Search the data for the string "into" and gather each line it is in.

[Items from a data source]
---------------
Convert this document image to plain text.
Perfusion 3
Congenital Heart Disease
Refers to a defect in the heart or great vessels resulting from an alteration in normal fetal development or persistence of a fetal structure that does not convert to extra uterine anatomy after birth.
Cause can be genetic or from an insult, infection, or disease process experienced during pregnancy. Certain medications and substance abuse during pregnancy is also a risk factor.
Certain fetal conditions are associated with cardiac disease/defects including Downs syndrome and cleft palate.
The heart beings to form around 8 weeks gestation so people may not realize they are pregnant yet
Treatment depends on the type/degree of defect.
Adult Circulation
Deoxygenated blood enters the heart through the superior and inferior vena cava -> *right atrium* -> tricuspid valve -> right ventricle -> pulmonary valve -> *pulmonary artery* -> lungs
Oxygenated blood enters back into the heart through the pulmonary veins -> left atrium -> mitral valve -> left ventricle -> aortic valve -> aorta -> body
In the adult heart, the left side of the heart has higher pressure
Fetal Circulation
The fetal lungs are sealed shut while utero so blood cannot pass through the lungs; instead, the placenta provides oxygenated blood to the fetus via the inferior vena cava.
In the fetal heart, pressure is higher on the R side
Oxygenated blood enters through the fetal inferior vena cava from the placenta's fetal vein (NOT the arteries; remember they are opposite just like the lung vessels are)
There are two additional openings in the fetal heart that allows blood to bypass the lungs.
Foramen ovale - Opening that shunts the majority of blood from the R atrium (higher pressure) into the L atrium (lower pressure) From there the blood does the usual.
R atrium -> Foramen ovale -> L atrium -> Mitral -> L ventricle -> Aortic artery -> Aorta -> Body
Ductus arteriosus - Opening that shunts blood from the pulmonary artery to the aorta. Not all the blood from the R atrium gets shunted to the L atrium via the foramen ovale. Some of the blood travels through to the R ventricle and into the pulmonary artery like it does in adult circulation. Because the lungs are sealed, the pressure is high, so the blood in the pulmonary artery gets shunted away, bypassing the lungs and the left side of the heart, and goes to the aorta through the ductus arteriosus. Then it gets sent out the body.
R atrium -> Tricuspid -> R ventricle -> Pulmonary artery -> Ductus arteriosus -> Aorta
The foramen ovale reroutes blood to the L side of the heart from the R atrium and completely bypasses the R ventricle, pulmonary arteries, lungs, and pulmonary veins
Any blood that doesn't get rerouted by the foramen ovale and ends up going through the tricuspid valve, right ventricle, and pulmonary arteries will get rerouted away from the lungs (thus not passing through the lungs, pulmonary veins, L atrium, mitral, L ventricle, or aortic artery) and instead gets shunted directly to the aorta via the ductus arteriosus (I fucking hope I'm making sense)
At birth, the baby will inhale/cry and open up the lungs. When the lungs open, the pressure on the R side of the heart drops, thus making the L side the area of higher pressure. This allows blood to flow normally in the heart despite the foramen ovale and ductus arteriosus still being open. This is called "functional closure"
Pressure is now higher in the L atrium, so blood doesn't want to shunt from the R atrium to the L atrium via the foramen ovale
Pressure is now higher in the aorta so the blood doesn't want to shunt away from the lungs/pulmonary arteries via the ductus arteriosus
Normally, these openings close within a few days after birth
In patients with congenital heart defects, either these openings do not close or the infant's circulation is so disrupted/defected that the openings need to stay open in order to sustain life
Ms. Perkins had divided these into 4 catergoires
---------------
_Task solution_.
Oxygenated blood enters back into the heart through the pulmonary veins -> left atrium -> mitral valve -> left ventricle -> aortic valve -> aorta -> body
Foramen ovale - Opening that shunts the majority of blood from the R atrium (higher pressure) into the L atrium (lower pressure) From there the blood does the usual.
Ductus arteriosus - Opening that shunts blood from the pulmonary artery to the aorta. Not all the blood from the R atrium gets shunted to the L atrium via the foramen ovale. Some of the blood travels through to the R ventricle and into the pulmonary artery like it does in adult circulation. Because the lungs are sealed, the pressure is high, so the blood in the pulmonary artery gets shunted away, bypassing the lungs and the left side of the heart, and goes to the aorta through the ductus arteriosus. Then it gets sent out the body.
Ms. Perkins had divided these into 4 catergoires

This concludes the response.